== Data for this exercise

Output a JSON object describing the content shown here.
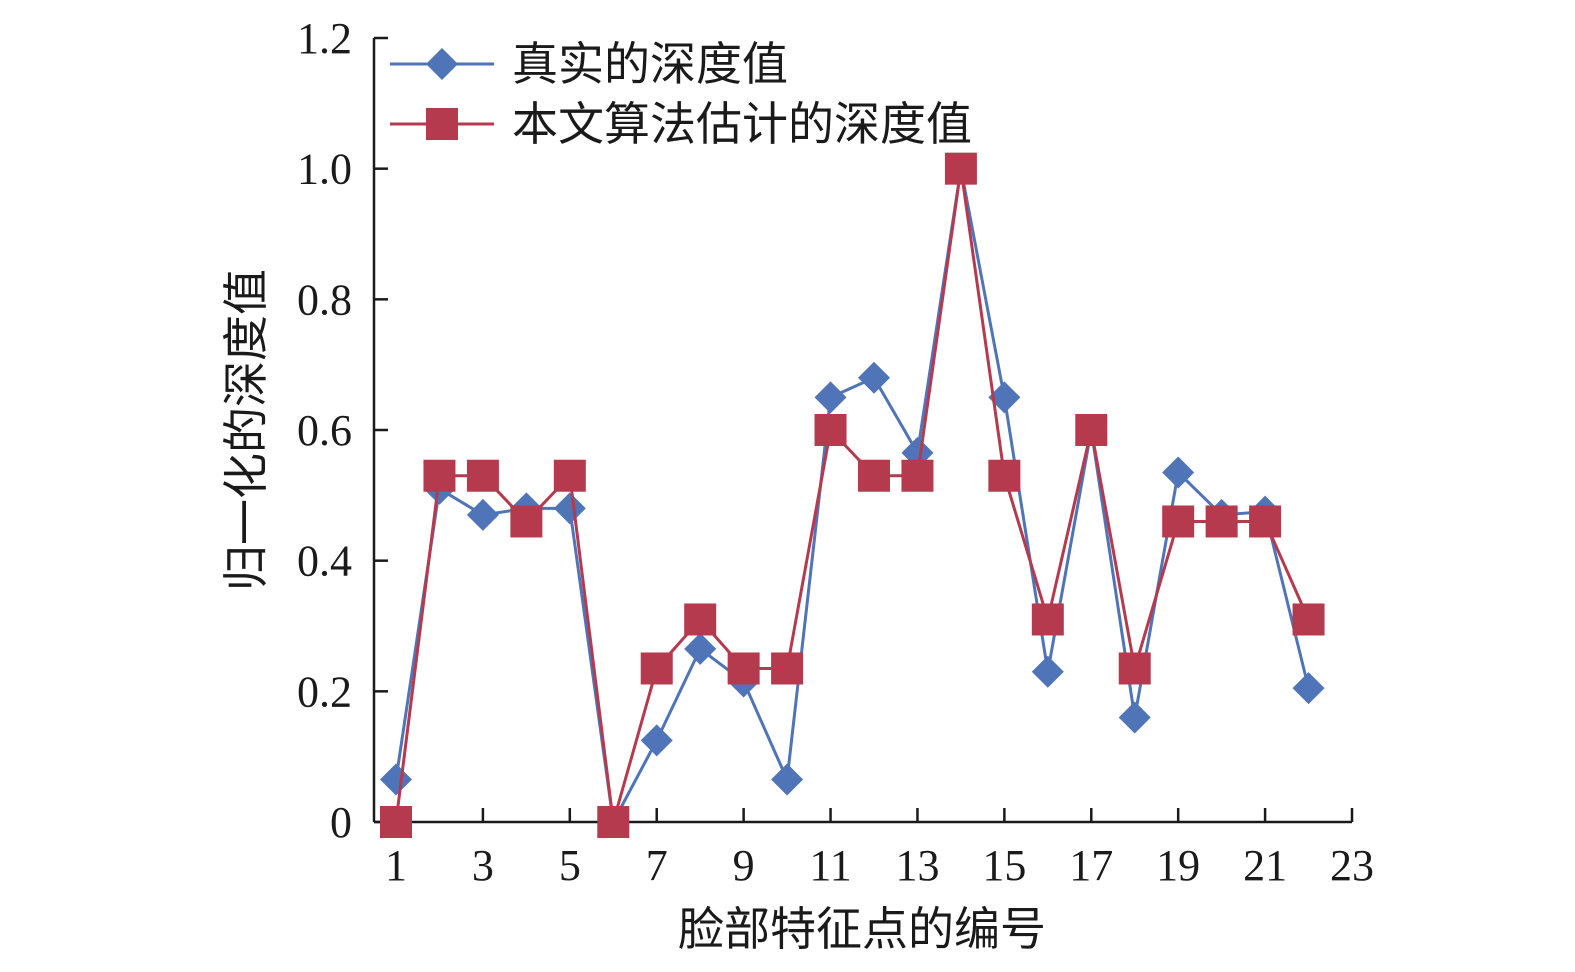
{
  "chart_data": {
    "type": "line",
    "xlabel": "脸部特征点的编号",
    "ylabel": "归一化的深度值",
    "x_ticks": [
      1,
      3,
      5,
      7,
      9,
      11,
      13,
      15,
      17,
      19,
      21,
      23
    ],
    "y_ticks": [
      "0",
      "0.2",
      "0.4",
      "0.6",
      "0.8",
      "1.0",
      "1.2"
    ],
    "y_tick_values": [
      0,
      0.2,
      0.4,
      0.6,
      0.8,
      1.0,
      1.2
    ],
    "xlim": [
      1,
      23
    ],
    "ylim": [
      0,
      1.2
    ],
    "grid": false,
    "legend_position": "top-left",
    "x": [
      1,
      2,
      3,
      4,
      5,
      6,
      7,
      8,
      9,
      10,
      11,
      12,
      13,
      14,
      15,
      16,
      17,
      18,
      19,
      20,
      21,
      22
    ],
    "series": [
      {
        "name": "真实的深度值",
        "color": "#4f74b8",
        "marker": "diamond",
        "values": [
          0.065,
          0.51,
          0.47,
          0.48,
          0.48,
          0.0,
          0.125,
          0.265,
          0.215,
          0.065,
          0.65,
          0.68,
          0.565,
          1.0,
          0.65,
          0.23,
          0.6,
          0.16,
          0.535,
          0.47,
          0.475,
          0.205
        ]
      },
      {
        "name": "本文算法估计的深度值",
        "color": "#b53a4e",
        "marker": "square",
        "values": [
          0.0,
          0.53,
          0.53,
          0.46,
          0.53,
          0.0,
          0.235,
          0.31,
          0.235,
          0.235,
          0.6,
          0.53,
          0.53,
          1.0,
          0.53,
          0.31,
          0.6,
          0.235,
          0.46,
          0.46,
          0.46,
          0.31
        ]
      }
    ]
  }
}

====

=== Task brief ===
Without the pictures, restate all of the entries above verbatim.

=== Response ===
Output a JSON object describing the content shown here.
{
  "chart_data": {
    "type": "line",
    "xlabel": "脸部特征点的编号",
    "ylabel": "归一化的深度值",
    "x_ticks": [
      1,
      3,
      5,
      7,
      9,
      11,
      13,
      15,
      17,
      19,
      21,
      23
    ],
    "y_ticks": [
      "0",
      "0.2",
      "0.4",
      "0.6",
      "0.8",
      "1.0",
      "1.2"
    ],
    "y_tick_values": [
      0,
      0.2,
      0.4,
      0.6,
      0.8,
      1.0,
      1.2
    ],
    "xlim": [
      1,
      23
    ],
    "ylim": [
      0,
      1.2
    ],
    "grid": false,
    "legend_position": "top-left",
    "x": [
      1,
      2,
      3,
      4,
      5,
      6,
      7,
      8,
      9,
      10,
      11,
      12,
      13,
      14,
      15,
      16,
      17,
      18,
      19,
      20,
      21,
      22
    ],
    "series": [
      {
        "name": "真实的深度值",
        "color": "#4f74b8",
        "marker": "diamond",
        "values": [
          0.065,
          0.51,
          0.47,
          0.48,
          0.48,
          0.0,
          0.125,
          0.265,
          0.215,
          0.065,
          0.65,
          0.68,
          0.565,
          1.0,
          0.65,
          0.23,
          0.6,
          0.16,
          0.535,
          0.47,
          0.475,
          0.205
        ]
      },
      {
        "name": "本文算法估计的深度值",
        "color": "#b53a4e",
        "marker": "square",
        "values": [
          0.0,
          0.53,
          0.53,
          0.46,
          0.53,
          0.0,
          0.235,
          0.31,
          0.235,
          0.235,
          0.6,
          0.53,
          0.53,
          1.0,
          0.53,
          0.31,
          0.6,
          0.235,
          0.46,
          0.46,
          0.46,
          0.31
        ]
      }
    ]
  }
}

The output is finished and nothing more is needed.